Find each line with the word "letter" and state how many there are, nothing more.
[START OF Supplied information]
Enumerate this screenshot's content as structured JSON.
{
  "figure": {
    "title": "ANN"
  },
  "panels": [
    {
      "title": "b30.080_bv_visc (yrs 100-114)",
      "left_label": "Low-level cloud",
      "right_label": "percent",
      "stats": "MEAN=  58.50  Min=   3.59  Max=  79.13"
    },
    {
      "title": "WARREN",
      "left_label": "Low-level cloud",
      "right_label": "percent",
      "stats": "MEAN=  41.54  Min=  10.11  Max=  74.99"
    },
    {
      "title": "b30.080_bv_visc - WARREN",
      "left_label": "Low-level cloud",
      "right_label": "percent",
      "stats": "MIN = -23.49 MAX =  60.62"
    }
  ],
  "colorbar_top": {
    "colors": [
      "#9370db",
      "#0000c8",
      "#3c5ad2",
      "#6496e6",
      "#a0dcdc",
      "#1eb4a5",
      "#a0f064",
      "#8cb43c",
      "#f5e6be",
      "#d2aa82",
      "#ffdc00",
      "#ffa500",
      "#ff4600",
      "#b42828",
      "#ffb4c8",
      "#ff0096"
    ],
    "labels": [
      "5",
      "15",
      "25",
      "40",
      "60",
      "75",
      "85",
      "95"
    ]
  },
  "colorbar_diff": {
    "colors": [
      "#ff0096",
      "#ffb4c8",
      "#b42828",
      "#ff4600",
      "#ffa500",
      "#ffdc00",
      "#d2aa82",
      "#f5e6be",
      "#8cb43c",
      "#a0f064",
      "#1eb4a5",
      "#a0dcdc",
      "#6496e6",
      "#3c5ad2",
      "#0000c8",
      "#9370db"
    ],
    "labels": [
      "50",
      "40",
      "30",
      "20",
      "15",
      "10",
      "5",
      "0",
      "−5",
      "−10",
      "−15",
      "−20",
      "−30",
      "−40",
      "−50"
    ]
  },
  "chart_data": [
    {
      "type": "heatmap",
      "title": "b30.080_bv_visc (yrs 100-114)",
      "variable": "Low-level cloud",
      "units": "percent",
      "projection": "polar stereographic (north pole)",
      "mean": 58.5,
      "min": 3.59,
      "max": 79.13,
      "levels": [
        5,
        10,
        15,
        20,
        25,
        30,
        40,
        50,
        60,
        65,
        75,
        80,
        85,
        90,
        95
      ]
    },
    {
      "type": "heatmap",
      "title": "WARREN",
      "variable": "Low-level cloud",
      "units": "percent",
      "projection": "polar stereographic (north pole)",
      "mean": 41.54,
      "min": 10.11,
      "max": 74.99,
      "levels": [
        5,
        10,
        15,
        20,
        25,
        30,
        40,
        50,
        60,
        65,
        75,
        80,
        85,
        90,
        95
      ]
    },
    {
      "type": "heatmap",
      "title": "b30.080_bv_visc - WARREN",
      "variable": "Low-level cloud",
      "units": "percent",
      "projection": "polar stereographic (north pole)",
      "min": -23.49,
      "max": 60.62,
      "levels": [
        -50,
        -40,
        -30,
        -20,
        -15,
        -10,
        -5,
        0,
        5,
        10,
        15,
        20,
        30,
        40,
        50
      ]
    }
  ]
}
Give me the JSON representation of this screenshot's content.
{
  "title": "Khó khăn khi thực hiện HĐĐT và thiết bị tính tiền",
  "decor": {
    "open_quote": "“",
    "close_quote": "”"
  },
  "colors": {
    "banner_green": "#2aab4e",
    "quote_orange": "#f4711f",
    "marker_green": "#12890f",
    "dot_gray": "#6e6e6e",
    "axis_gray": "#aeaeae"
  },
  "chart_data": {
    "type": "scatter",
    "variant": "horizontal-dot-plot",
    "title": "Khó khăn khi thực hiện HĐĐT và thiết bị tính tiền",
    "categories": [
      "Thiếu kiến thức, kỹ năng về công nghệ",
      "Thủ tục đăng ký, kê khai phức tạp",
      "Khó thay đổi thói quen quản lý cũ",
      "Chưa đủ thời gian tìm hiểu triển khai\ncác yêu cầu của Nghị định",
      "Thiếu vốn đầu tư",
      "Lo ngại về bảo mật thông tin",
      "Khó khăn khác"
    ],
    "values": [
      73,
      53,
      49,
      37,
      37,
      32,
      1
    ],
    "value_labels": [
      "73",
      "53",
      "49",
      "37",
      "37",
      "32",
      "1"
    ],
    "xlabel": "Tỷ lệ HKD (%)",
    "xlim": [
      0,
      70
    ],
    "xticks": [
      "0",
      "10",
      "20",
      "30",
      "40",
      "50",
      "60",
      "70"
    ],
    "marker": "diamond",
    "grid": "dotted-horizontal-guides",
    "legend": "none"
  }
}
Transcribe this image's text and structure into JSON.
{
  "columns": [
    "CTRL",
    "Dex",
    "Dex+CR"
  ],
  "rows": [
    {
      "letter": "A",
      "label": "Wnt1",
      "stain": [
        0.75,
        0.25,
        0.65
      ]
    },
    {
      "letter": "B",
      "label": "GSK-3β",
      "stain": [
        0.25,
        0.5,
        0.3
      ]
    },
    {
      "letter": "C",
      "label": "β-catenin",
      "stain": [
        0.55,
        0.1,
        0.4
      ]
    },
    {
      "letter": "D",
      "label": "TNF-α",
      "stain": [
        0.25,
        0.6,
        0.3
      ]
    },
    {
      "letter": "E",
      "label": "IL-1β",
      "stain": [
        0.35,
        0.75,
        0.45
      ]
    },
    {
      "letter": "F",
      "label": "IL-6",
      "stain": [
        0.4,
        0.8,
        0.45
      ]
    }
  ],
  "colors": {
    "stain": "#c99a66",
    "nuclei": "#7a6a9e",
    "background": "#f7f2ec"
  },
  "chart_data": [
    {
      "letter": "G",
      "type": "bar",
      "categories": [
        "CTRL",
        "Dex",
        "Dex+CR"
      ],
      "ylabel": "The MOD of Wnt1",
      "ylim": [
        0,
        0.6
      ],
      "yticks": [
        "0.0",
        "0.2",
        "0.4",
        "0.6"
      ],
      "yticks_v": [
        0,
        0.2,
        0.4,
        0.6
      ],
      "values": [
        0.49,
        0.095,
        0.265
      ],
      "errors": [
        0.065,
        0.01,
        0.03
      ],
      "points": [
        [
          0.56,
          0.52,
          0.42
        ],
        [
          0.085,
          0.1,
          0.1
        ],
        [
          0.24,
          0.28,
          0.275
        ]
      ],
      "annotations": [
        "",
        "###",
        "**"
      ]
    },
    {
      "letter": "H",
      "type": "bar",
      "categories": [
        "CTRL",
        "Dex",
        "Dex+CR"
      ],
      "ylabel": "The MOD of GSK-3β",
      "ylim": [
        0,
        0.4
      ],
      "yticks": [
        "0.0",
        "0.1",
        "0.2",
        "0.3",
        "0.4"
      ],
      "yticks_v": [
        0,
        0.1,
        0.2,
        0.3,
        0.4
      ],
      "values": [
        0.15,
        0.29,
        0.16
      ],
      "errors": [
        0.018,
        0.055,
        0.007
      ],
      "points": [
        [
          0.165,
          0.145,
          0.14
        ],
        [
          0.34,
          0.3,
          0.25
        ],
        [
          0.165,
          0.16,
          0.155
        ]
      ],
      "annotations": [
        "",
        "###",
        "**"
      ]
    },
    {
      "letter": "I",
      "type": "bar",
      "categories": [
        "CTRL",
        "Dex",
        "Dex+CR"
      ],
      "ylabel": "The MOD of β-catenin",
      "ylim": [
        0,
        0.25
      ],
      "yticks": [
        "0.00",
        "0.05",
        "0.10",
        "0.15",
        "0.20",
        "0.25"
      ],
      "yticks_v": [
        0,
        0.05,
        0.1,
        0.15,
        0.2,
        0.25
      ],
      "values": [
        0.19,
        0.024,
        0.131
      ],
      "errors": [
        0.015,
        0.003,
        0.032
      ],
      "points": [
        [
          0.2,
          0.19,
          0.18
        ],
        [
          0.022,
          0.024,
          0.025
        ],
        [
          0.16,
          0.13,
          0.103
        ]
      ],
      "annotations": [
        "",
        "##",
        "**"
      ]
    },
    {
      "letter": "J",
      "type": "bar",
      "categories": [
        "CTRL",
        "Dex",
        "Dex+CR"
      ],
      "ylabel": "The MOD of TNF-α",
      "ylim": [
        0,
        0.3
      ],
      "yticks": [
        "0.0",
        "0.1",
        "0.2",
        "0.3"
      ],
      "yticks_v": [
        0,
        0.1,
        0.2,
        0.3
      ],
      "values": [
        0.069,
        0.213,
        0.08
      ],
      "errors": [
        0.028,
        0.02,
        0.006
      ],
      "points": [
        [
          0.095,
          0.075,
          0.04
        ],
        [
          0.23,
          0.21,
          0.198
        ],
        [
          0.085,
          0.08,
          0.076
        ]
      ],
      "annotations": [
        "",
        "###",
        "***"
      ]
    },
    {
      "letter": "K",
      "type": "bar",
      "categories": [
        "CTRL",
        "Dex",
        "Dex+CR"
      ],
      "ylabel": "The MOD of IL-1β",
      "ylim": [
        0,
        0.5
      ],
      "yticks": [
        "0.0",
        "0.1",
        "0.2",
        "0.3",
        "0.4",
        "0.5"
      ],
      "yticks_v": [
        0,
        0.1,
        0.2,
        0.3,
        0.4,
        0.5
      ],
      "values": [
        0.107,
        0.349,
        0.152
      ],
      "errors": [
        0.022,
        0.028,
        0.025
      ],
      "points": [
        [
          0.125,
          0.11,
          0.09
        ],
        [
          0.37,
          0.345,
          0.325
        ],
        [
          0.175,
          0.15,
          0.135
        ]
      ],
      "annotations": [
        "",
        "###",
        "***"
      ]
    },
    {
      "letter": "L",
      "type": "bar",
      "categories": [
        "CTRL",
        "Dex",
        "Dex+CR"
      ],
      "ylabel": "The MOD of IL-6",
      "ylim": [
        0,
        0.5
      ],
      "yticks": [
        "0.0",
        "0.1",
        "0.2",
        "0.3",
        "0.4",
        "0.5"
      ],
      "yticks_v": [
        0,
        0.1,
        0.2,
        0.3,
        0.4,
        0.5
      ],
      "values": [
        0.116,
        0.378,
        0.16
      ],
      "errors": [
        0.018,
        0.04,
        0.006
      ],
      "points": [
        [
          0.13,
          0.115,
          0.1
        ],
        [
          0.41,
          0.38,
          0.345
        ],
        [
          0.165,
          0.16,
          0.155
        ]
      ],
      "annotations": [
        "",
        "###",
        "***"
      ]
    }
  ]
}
[END OF Supplied information]
#### Correct result:
12